● **Given passage**:
○ ○ ○ ○ ○ ○ ○

Though Claude itself doesn’t implement all of the MCP capabilities yet, it uses Tools and Resources very smoothly. Here’s a demo of the pre-built sqlite server doing analysis. Even when it runs into SQL errors, it can iterate based on the response.
It feels fluid and natural, if a bit slow at times. And being able to mix tools and artifacts is delightful. Yes, there’s some usability issues getting MCP servers set up right now, but it mostly works once you’re there.
The Value of Structure and the Death of Forms
If you watch closely on the sqlite demo, you can see one very interesting interaction that isn’t explicitly querying a database. Did you catch it? Claude saves an insight.
The sqlite server implementation is a little more advanced than others. In addition to the set of tools you’d expect for interacting with a db, it also has a tool to capture an insight and create an insights memo resource. The memo is trivial–an array of strings–but simply including that affordance of an append-insight
tool is all that’s need to encourage Claude to start tracking them. Claude infers that an insight is an important concept to track in this context and that’s very useful for workflow designer.
Let’s say you wanted to use Claude as your personal trainer. Claude actually does pretty well at this, at least for a novice like myself. It can come up with a workout that gives me enough to look relatively focused at my local gym. But, outside a conversation, it doesn’t have any memory.

○ ○ ○ ○ ○ ○ ○

● **Tasks for this exercise**:
(a) Answer these questions from the passage on Claude and MCP:
(i) What resource does the sqlite server's extra tool create?
(ii) What does that memo consist of?
(iii) What does Claude lack outside a conversation?
(b) Reproduce, word for word, the part of the passage on Claude and MCP that opens with the words containing "Though Claude itself" and closes with "saves an insight.".
The rows play no part in what is asked here.

○ ○ ○ ○ ○ ○ ○

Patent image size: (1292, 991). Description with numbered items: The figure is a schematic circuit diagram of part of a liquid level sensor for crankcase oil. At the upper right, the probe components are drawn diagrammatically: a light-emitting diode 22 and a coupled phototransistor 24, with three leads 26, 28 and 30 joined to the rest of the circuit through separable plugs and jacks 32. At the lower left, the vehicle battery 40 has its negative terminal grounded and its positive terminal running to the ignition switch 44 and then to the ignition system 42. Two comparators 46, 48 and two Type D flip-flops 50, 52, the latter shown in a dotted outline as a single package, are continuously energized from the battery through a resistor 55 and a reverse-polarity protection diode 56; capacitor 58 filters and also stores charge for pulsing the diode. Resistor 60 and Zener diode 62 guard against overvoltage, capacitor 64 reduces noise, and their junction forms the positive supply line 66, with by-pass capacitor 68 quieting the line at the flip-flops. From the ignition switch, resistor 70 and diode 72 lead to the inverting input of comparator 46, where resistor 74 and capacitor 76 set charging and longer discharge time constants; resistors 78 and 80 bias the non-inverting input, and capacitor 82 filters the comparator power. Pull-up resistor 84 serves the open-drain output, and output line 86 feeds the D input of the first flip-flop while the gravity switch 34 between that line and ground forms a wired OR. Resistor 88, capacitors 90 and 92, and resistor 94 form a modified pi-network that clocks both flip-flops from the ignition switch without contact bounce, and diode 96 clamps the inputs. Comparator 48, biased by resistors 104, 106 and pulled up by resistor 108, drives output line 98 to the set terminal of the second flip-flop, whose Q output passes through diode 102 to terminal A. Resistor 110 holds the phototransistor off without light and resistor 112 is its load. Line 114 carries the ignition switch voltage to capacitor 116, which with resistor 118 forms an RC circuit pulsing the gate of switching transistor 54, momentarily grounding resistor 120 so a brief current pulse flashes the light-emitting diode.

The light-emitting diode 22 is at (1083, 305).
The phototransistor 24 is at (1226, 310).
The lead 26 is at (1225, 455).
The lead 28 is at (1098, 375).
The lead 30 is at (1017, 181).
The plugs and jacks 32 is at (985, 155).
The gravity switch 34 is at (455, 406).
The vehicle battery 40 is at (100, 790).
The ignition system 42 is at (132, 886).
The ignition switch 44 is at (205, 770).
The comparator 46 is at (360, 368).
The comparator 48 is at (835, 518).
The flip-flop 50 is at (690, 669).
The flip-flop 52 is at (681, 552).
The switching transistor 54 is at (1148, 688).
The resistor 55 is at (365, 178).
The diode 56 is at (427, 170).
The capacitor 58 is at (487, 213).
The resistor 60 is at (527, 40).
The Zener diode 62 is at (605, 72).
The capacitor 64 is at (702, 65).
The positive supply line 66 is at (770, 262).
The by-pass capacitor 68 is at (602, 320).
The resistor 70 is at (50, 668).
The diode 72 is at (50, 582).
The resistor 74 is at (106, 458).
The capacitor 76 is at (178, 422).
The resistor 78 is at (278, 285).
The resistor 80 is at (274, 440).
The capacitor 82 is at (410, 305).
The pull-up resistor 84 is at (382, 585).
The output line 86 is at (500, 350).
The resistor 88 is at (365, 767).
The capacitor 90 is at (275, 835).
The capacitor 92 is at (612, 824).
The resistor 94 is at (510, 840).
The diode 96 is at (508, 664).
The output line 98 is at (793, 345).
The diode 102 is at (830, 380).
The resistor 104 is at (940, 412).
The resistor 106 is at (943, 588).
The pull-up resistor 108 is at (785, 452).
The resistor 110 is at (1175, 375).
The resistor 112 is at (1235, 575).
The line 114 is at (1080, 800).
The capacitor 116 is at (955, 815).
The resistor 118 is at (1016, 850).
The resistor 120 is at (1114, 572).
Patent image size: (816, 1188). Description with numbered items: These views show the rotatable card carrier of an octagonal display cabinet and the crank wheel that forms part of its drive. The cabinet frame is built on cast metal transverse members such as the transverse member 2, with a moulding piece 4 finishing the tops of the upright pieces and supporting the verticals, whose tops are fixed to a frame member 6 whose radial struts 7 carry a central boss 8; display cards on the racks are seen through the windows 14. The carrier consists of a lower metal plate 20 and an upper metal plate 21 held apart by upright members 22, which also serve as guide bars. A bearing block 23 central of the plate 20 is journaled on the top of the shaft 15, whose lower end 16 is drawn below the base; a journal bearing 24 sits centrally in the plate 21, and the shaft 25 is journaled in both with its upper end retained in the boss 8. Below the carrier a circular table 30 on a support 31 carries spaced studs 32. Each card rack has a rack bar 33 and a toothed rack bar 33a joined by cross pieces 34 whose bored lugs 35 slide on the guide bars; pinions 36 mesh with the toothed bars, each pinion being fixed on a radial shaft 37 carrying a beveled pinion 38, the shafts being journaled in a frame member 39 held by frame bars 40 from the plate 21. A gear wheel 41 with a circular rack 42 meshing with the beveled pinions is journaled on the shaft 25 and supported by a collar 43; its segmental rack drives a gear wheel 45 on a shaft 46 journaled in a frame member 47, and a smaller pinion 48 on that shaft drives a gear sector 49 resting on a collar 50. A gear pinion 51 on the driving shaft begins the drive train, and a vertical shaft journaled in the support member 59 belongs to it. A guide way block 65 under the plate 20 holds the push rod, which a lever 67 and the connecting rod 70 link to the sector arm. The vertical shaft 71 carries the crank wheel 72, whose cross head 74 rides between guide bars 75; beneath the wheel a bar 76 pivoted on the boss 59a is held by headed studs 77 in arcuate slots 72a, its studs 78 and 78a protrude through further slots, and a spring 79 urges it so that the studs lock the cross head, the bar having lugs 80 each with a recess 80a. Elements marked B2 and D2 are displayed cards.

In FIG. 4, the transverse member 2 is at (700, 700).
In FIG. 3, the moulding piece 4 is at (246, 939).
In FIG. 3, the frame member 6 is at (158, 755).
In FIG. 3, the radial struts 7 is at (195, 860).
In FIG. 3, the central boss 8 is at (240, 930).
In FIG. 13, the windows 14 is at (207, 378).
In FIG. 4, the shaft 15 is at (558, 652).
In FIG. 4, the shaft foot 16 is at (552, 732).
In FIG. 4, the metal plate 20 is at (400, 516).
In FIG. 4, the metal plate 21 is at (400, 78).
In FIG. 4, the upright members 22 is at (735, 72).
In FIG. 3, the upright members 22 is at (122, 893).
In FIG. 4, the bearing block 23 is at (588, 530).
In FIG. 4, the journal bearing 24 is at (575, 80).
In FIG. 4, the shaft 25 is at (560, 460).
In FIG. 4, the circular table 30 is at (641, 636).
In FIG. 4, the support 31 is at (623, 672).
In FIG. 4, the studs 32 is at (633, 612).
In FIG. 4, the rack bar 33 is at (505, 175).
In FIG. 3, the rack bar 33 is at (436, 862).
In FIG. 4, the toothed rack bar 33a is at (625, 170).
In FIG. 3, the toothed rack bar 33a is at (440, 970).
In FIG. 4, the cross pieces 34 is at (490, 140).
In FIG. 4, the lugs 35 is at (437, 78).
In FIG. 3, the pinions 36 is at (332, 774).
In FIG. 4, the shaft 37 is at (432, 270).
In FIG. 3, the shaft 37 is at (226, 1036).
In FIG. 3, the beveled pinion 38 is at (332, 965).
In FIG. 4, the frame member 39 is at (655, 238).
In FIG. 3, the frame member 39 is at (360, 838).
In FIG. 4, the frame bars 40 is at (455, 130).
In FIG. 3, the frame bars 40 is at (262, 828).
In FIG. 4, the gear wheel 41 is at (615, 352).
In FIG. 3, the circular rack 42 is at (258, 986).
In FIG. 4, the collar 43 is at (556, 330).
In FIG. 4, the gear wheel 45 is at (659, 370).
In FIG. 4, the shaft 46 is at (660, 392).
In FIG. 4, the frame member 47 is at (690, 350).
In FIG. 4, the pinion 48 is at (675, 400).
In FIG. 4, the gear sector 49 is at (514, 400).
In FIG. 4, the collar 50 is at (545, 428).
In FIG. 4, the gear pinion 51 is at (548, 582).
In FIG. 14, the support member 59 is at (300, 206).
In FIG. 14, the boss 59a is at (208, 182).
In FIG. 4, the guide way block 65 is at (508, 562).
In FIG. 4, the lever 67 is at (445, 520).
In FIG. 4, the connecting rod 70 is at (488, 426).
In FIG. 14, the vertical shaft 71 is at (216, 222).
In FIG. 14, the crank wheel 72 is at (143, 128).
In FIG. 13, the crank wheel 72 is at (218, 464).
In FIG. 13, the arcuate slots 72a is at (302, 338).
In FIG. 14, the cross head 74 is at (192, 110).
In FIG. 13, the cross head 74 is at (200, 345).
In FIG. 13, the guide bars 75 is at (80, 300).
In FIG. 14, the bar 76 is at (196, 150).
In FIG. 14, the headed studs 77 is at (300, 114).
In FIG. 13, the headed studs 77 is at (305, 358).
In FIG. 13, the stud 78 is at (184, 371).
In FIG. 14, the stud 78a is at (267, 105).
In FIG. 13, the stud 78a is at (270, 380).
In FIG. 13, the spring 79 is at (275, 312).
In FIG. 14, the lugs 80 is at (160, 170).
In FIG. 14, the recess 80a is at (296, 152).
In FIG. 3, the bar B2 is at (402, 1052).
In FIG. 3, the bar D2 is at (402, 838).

○ ○ ○ ○ ○ ○ ○

● **Answers**:
(a)
(i) An insights memo.
(ii) An array of strings.
(iii) Memory.

(b)
Though Claude itself doesn’t implement all of the MCP capabilities yet, it uses Tools and Resources very smoothly. Here’s a demo of the pre-built sqlite server doing analysis. Even when it runs into SQL errors, it can iterate based on the response.
It feels fluid and natural, if a bit slow at times. And being able to mix tools and artifacts is delightful. Yes, there’s some usability issues getting MCP servers set up right now, but it mostly works once you’re there.
The Value of Structure and the Death of Forms
If you watch closely on the sqlite demo, you can see one very interesting interaction that isn’t explicitly querying a database. Did you catch it? Claude saves an insight.